• Some records:
● ● ● ● ● ● ●
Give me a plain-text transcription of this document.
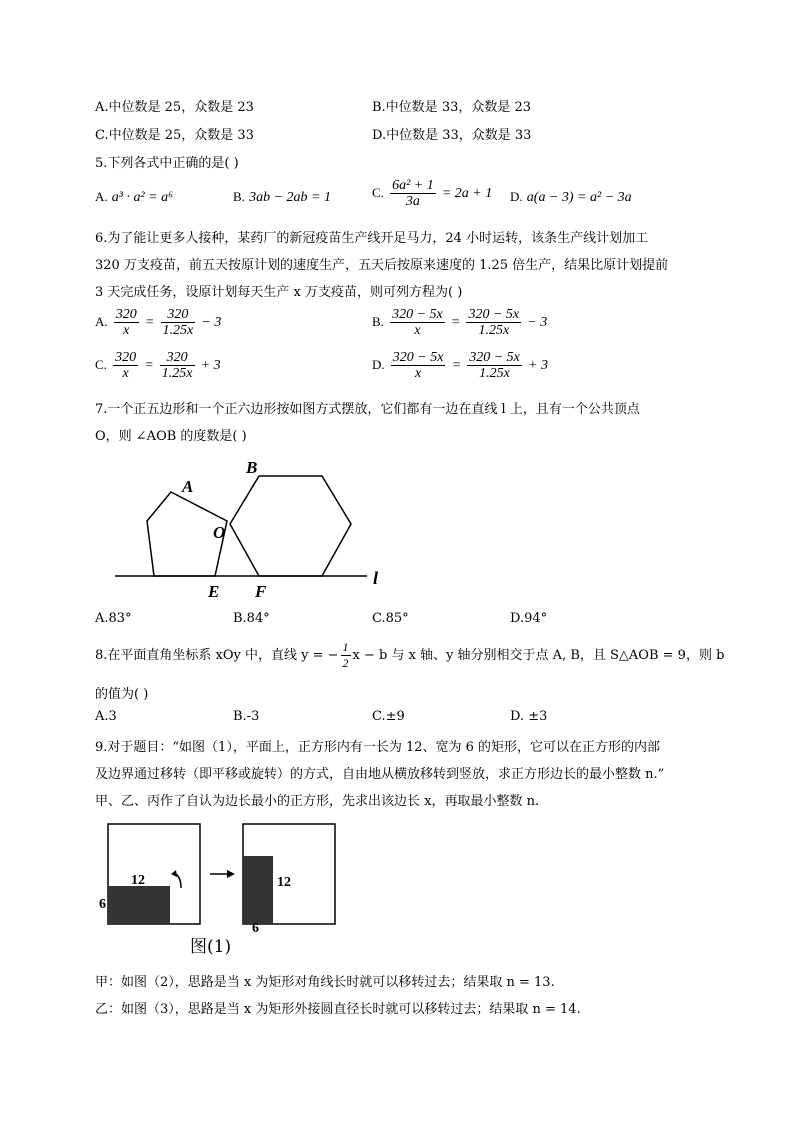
A.中位数是 25，众数是 23	B.中位数是 33，众数是 23
C.中位数是 25，众数是 33	D.中位数是 33，众数是 33
5.下列各式中正确的是( )
A. a³ · a² = a⁶	B. 3ab − 2ab = 1	C. $\frac{\text{6a² + 1}}{3a} = 2a + 1$ D. a(a − 3) = a² − 3a
6.为了能让更多人接种，某药厂的新冠疫苗生产线开足马力，24 小时运转，该条生产线计划加工
320 万支疫苗，前五天按原计划的速度生产，五天后按原来速度的 1.25 倍生产，结果比原计划提前
3 天完成任务，设原计划每天生产 x 万支疫苗，则可列方程为( )
A. $\frac{320}{x} = \frac{320}{1.25x} - 3$	B. $\frac{320 - 5x}{x} = \frac{320 - 5x}{1.25x} - 3$
C. $\frac{320}{x} = \frac{320}{1.25x} + 3$	D. $\frac{320 - 5x}{x} = \frac{320 - 5x}{1.25x} + 3$
7.一个正五边形和一个正六边形按如图方式摆放，它们都有一边在直线 l 上，且有一个公共顶点
O，则 ∠AOB 的度数是( )
A
B
O
E F
l
A.83°	B.84°	C.85°	D.94°
8.在平面直角坐标系 xOy 中，直线 y = − $\frac{1}{2}$ x − b 与 x 轴、y 轴分别相交于点 A, B，且 S△AOB = 9，则 b
的值为( )
A.3	B.-3	C.±9	D. ±3
9.对于题目：“如图（1），平面上，正方形内有一长为 12、宽为 6 的矩形，它可以在正方形的内部
及边界通过移转（即平移或旋转）的方式，自由地从横放移转到竖放，求正方形边长的最小整数 n.”
甲、乙、丙作了自认为边长最小的正方形，先求出该边长 x，再取最小整数 n.
12
6
12
6
图(1)
甲：如图（2），思路是当 x 为矩形对角线长时就可以移转过去；结果取 n = 13.
乙：如图（3），思路是当 x 为矩形外接圆直径长时就可以移转过去；结果取 n = 14.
● ● ● ● ● ● ●
• INSTRUCTION:
Determine the number of lines in the listing that contain the string "text". Write that number and nothing else.

• SOLUTION BELOW:
2